Problem requirements> Reproduce the entries that follow exactly, dropping each image.

+ + +

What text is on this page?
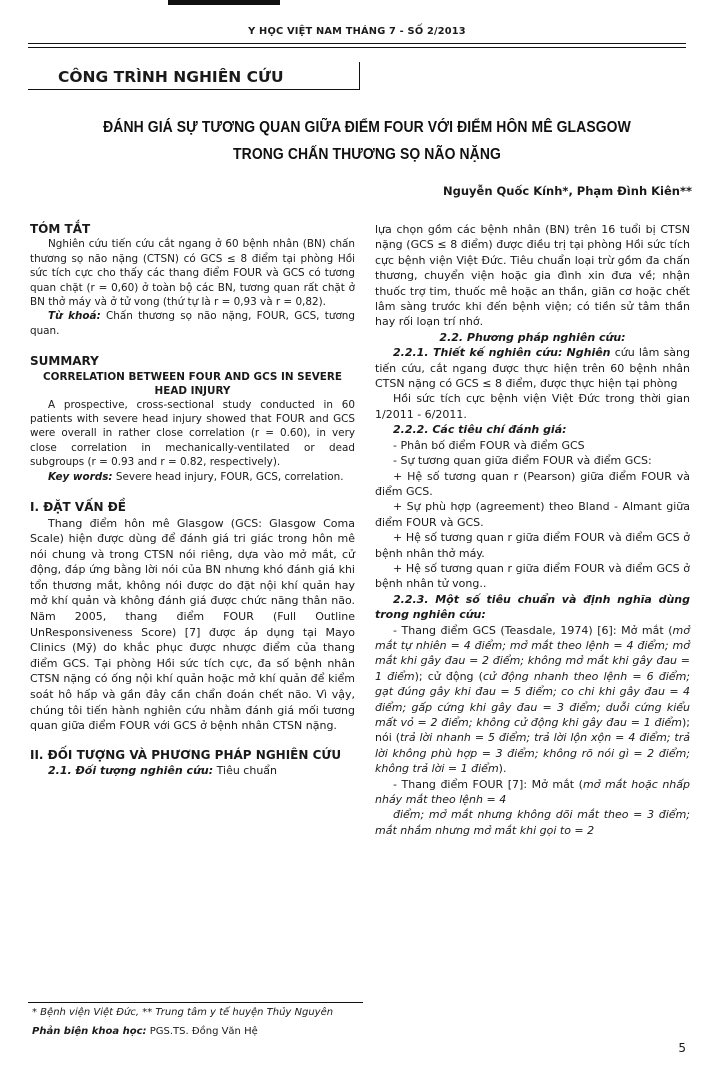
Y HỌC VIỆT NAM THÁNG 7 - SỐ 2/2013
CÔNG TRÌNH NGHIÊN CỨU
ĐÁNH GIÁ SỰ TƯƠNG QUAN GIỮA ĐIỂM FOUR VỚI ĐIỂM HÔN MÊ GLASGOW
TRONG CHẤN THƯƠNG SỌ NÃO NẶNG
Nguyễn Quốc Kính*, Phạm Đình Kiên**

TÓM TẮT

Nghiên cứu tiến cứu cắt ngang ở 60 bệnh nhân (BN) chấn thương sọ não nặng (CTSN) có GCS ≤ 8 điểm tại phòng Hồi sức tích cực cho thấy các thang điểm FOUR và GCS có tương quan chặt (r = 0,60) ở toàn bộ các BN, tương quan rất chặt ở BN thở máy và ở tử vong (thứ tự là r = 0,93 và r = 0,82).

Từ khoá: Chấn thương sọ não nặng, FOUR, GCS, tương quan.

SUMMARY

CORRELATION BETWEEN FOUR AND GCS IN SEVERE HEAD INJURY

A prospective, cross-sectional study conducted in 60 patients with severe head injury showed that FOUR and GCS were overall in rather close correlation (r = 0.60), in very close correlation in mechanically-ventilated or dead subgroups (r = 0.93 and r = 0.82, respectively).

Key words: Severe head injury, FOUR, GCS, correlation.

I. ĐẶT VẤN ĐỀ

Thang điểm hôn mê Glasgow (GCS: Glasgow Coma Scale) hiện được dùng để đánh giá tri giác trong hôn mê nói chung và trong CTSN nói riêng, dựa vào mở mắt, cử động, đáp ứng bằng lời nói của BN nhưng khó đánh giá khi tổn thương mắt, không nói được do đặt nội khí quản hay mở khí quản và không đánh giá được chức năng thân não. Năm 2005, thang điểm FOUR (Full Outline UnResponsiveness Score) [7] được áp dụng tại Mayo Clinics (Mỹ) do khắc phục được nhược điểm của thang điểm GCS. Tại phòng Hồi sức tích cực, đa số bệnh nhân CTSN nặng có ống nội khí quản hoặc mở khí quản để kiểm soát hô hấp và gần đây cần chẩn đoán chết não. Vì vậy, chúng tôi tiến hành nghiên cứu nhằm đánh giá mối tương quan giữa điểm FOUR với GCS ở bệnh nhân CTSN nặng.

II. ĐỐI TƯỢNG VÀ PHƯƠNG PHÁP NGHIÊN CỨU

2.1. Đối tượng nghiên cứu: Tiêu chuẩn

lựa chọn gồm các bệnh nhân (BN) trên 16 tuổi bị CTSN nặng (GCS ≤ 8 điểm) được điều trị tại phòng Hồi sức tích cực bệnh viện Việt Đức. Tiêu chuẩn loại trừ gồm đa chấn thương, chuyển viện hoặc gia đình xin đưa về; nhận thuốc trợ tim, thuốc mê hoặc an thần, giãn cơ hoặc chết lâm sàng trước khi đến bệnh viện; có tiền sử tâm thần hay rối loạn trí nhớ.

2.2. Phương pháp nghiên cứu:

2.2.1. Thiết kế nghiên cứu: Nghiên cứu lâm sàng tiến cứu, cắt ngang được thực hiện trên 60 bệnh nhân CTSN nặng có GCS ≤ 8 điểm, được thực hiện tại phòng

Hồi sức tích cực bệnh viện Việt Đức trong thời gian 1/2011 - 6/2011.

2.2.2. Các tiêu chí đánh giá:

- Phân bố điểm FOUR và điểm GCS

- Sự tương quan giữa điểm FOUR và điểm GCS:

+ Hệ số tương quan r (Pearson) giữa điểm FOUR và điểm GCS.

+ Sự phù hợp (agreement) theo Bland - Almant giữa điểm FOUR và GCS.

+ Hệ số tương quan r giữa điểm FOUR và điểm GCS ở bệnh nhân thở máy.

+ Hệ số tương quan r giữa điểm FOUR và điểm GCS ở bệnh nhân tử vong..

2.2.3. Một số tiêu chuẩn và định nghĩa dùng trong nghiên cứu:

- Thang điểm GCS (Teasdale, 1974) [6]: Mở mắt (mở mắt tự nhiên = 4 điểm; mở mắt theo lệnh = 4 điểm; mở mắt khi gây đau = 2 điểm; không mở mắt khi gây đau = 1 điểm); cử động (cử động nhanh theo lệnh = 6 điểm; gạt đúng gây khi đau = 5 điểm; co chi khi gây đau = 4 điểm; gấp cứng khi gây đau = 3 điểm; duỗi cứng kiểu mất vỏ = 2 điểm; không cử động khi gây đau = 1 điểm); nói (trả lời nhanh = 5 điểm; trả lời lộn xộn = 4 điểm; trả lời không phù hợp = 3 điểm; không rõ nói gì = 2 điểm; không trả lời = 1 điểm).

- Thang điểm FOUR [7]: Mở mắt (mở mắt hoặc nhấp nháy mắt theo lệnh = 4

điểm; mở mắt nhưng không dõi mắt theo = 3 điểm; mắt nhắm nhưng mở mắt khi gọi to = 2

* Bệnh viện Việt Đức, ** Trung tâm y tế huyện Thủy Nguyên
Phản biện khoa học: PGS.TS. Đồng Văn Hệ
5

+ + +

Answer for this exercise>
What text is on this page?
Y HỌC VIỆT NAM THÁNG 7 - SỐ 2/2013
CÔNG TRÌNH NGHIÊN CỨU
ĐÁNH GIÁ SỰ TƯƠNG QUAN GIỮA ĐIỂM FOUR VỚI ĐIỂM HÔN MÊ GLASGOW
TRONG CHẤN THƯƠNG SỌ NÃO NẶNG
Nguyễn Quốc Kính*, Phạm Đình Kiên**

TÓM TẮT

Nghiên cứu tiến cứu cắt ngang ở 60 bệnh nhân (BN) chấn thương sọ não nặng (CTSN) có GCS ≤ 8 điểm tại phòng Hồi sức tích cực cho thấy các thang điểm FOUR và GCS có tương quan chặt (r = 0,60) ở toàn bộ các BN, tương quan rất chặt ở BN thở máy và ở tử vong (thứ tự là r = 0,93 và r = 0,82).

Từ khoá: Chấn thương sọ não nặng, FOUR, GCS, tương quan.

SUMMARY

CORRELATION BETWEEN FOUR AND GCS IN SEVERE HEAD INJURY

A prospective, cross-sectional study conducted in 60 patients with severe head injury showed that FOUR and GCS were overall in rather close correlation (r = 0.60), in very close correlation in mechanically-ventilated or dead subgroups (r = 0.93 and r = 0.82, respectively).

Key words: Severe head injury, FOUR, GCS, correlation.

I. ĐẶT VẤN ĐỀ

Thang điểm hôn mê Glasgow (GCS: Glasgow Coma Scale) hiện được dùng để đánh giá tri giác trong hôn mê nói chung và trong CTSN nói riêng, dựa vào mở mắt, cử động, đáp ứng bằng lời nói của BN nhưng khó đánh giá khi tổn thương mắt, không nói được do đặt nội khí quản hay mở khí quản và không đánh giá được chức năng thân não. Năm 2005, thang điểm FOUR (Full Outline UnResponsiveness Score) [7] được áp dụng tại Mayo Clinics (Mỹ) do khắc phục được nhược điểm của thang điểm GCS. Tại phòng Hồi sức tích cực, đa số bệnh nhân CTSN nặng có ống nội khí quản hoặc mở khí quản để kiểm soát hô hấp và gần đây cần chẩn đoán chết não. Vì vậy, chúng tôi tiến hành nghiên cứu nhằm đánh giá mối tương quan giữa điểm FOUR với GCS ở bệnh nhân CTSN nặng.

II. ĐỐI TƯỢNG VÀ PHƯƠNG PHÁP NGHIÊN CỨU

2.1. Đối tượng nghiên cứu: Tiêu chuẩn

lựa chọn gồm các bệnh nhân (BN) trên 16 tuổi bị CTSN nặng (GCS ≤ 8 điểm) được điều trị tại phòng Hồi sức tích cực bệnh viện Việt Đức. Tiêu chuẩn loại trừ gồm đa chấn thương, chuyển viện hoặc gia đình xin đưa về; nhận thuốc trợ tim, thuốc mê hoặc an thần, giãn cơ hoặc chết lâm sàng trước khi đến bệnh viện; có tiền sử tâm thần hay rối loạn trí nhớ.

2.2. Phương pháp nghiên cứu:

2.2.1. Thiết kế nghiên cứu: Nghiên cứu lâm sàng tiến cứu, cắt ngang được thực hiện trên 60 bệnh nhân CTSN nặng có GCS ≤ 8 điểm, được thực hiện tại phòng

Hồi sức tích cực bệnh viện Việt Đức trong thời gian 1/2011 - 6/2011.

2.2.2. Các tiêu chí đánh giá:

- Phân bố điểm FOUR và điểm GCS

- Sự tương quan giữa điểm FOUR và điểm GCS:

+ Hệ số tương quan r (Pearson) giữa điểm FOUR và điểm GCS.

+ Sự phù hợp (agreement) theo Bland - Almant giữa điểm FOUR và GCS.

+ Hệ số tương quan r giữa điểm FOUR và điểm GCS ở bệnh nhân thở máy.

+ Hệ số tương quan r giữa điểm FOUR và điểm GCS ở bệnh nhân tử vong..

2.2.3. Một số tiêu chuẩn và định nghĩa dùng trong nghiên cứu:

- Thang điểm GCS (Teasdale, 1974) [6]: Mở mắt (mở mắt tự nhiên = 4 điểm; mở mắt theo lệnh = 4 điểm; mở mắt khi gây đau = 2 điểm; không mở mắt khi gây đau = 1 điểm); cử động (cử động nhanh theo lệnh = 6 điểm; gạt đúng gây khi đau = 5 điểm; co chi khi gây đau = 4 điểm; gấp cứng khi gây đau = 3 điểm; duỗi cứng kiểu mất vỏ = 2 điểm; không cử động khi gây đau = 1 điểm); nói (trả lời nhanh = 5 điểm; trả lời lộn xộn = 4 điểm; trả lời không phù hợp = 3 điểm; không rõ nói gì = 2 điểm; không trả lời = 1 điểm).

- Thang điểm FOUR [7]: Mở mắt (mở mắt hoặc nhấp nháy mắt theo lệnh = 4

điểm; mở mắt nhưng không dõi mắt theo = 3 điểm; mắt nhắm nhưng mở mắt khi gọi to = 2

* Bệnh viện Việt Đức, ** Trung tâm y tế huyện Thủy Nguyên
Phản biện khoa học: PGS.TS. Đồng Văn Hệ
5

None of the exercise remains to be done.